How to store "blobs" efficiently for small and large sizes, with random access

Hi. I'd like some advice storing blobs (millions of them), ranging
from very small, to large > 1GB.

I know about bytea versus lo, and I have probably read most of what's
out there about them :)

Upfront, I have to state that I'm not keen on lo, because of security
considerations. We store
blobs in many different schemas, and users can access some schemas,
and not others. So
the fact the lo table is unique for the whole database would allow
users to see blobs from any
schema, as I understand it. Right? OTOH, lo has random access, which I
also need...
(I'm also not a fan of lo needing triggers for lifetime management)
(nor of the requirement to have an explicit transaction to use lo).

Here are the main requirement I need to fulfil:
1) store literally millions of rows, 1 "blob" per row. (scientific data).
2) most "blobs" are smallish, below a few KBs. bytea's perfect for that.
3) yet many blobs are on the dozens of MBs. bytea's still OK.
4) but some blobs exceed the 1GB byte limit. Found at least a dozen
just in our test data, so clients will have them.
5) for accessing larger blobs, the API I must implement accesses
contiguous chunks of the blobs. Thus I need random access.

I'm porting the backend of that API from Oracle to PostgreSQL.
In Oracle we used RAW for smaller values, and SecureFile blobs for larger ones.
Oracle LOBs are similar to lo I guess, providing random access, except
higher performance for large sizes,
but slower than bytea for smaller one. But a PITA to deal with, with
locators, breaking pre-fetching, etc...

PostgreSQL bytea is much better and simpler, except limited to 1GB...
Bytea also has no direct random access, except via substr[ing], but
how efficient and "random access" is that?
For example, SQLite stores large values in overflow pages, and has to
traverse all those pages to pointer-chase
the chain of those for large blobs, so the substr() "random access" is
NOT O(1) and involves way too much IO (i.e. O(N)).
Do TOAST'ed large values (text or bytea) fare better in term of
substr() efficiency, close to O(logN) and only
the necessary IO for what's actually requested by the substr() (modulo
the extrema 2K chunks of TOAST)?

- _Exercise set_
**A)** Answer the following from the post on storing blobs in PostgreSQL:
(i) Which Oracle types were used for smaller values and for larger ones?
(ii) How many blobs exceeding the 1GB limit were found in the test data?
(iii) What does SQLite use to store large values?
**B)** Carry the post on storing blobs in PostgreSQL forward from its final sentence.

- _Information provided_
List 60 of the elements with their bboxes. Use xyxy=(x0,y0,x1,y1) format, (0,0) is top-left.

- _Answers to the exercises_
**A)**
(i) RAW for smaller values and SecureFile blobs for larger ones.
(ii) At least a dozen.
(iii) Overflow pages.

**B)**
Some posts on the internet also peg lo to be faster above 20MB
compared to bytea, for example. Is that even true?
One post I read (from Daniel Verite I think) kinda hinted the lo table
is not that different from TOAST ones,
with 2K chunks, thus I don't see why lo would be any faster than a
TOAST'ed bytea for example.
Any insights from someone with knowledge of the internals can share on this?

At this point, I have not yet redone the extensive benchmarking we did
a few years ago between
Oracle and PostgreSQL, which went into lo versus bytea then. And
benchmark are hard to do, not
having easy access to different kind of servers with different storage
backends, or cloud-hosted PG.
It's too easy to get biais from a local setup, leading to a design
that'd not perform optimally in a different one.
That's why I'm asking a more open-ended question to experts on this list.

Because of #4 above, I need to either use lo (but see above, notably
the security concern),
or roll-up my own TOAST^2 (squared), as I call it, where I manually
"shard" / chunk large blobs
in an auxiliary table, itself TOAST'ed of course, with some threshold
for chunks (e.g. 1 or 4 or 16 MB perhaps).
The latter keeps the blobs in the schema (good for security), lifetime
is managed by FKs (as usual),
and the sharding limits the ill-effects of "emulating" random-access
with substr() if necessary.
I've already done things like this in SQLite land (also has the 1GB
limit for its text and blob types).

So is this a terrible idea? What alternatives do I have?
I'd really appreciate some expert advice on the above, before I go too
far down the rabbit hole.

Thanks, --DD

PS: Another drawback of lo is that because it's a single table, it
still subject to the 32 TB limit on a relation.
  The 4TB limit per lo is way more than we need, but the 32 TB limit
may actually be more of an issue for
  our larger clients, which have thousands of projects, each with
upwards of a few millions of those blobs.
  bytea values being stored in different schemas (per-project, a
design constraint), puts that limit per-project
  which will be more than enough. For the sum of all projects, maybe
not... I.e. with real client-case of 3K projects,
  that puts an average of only 10GB of lo's per-project (i.e. schema),
which could very well be problematic...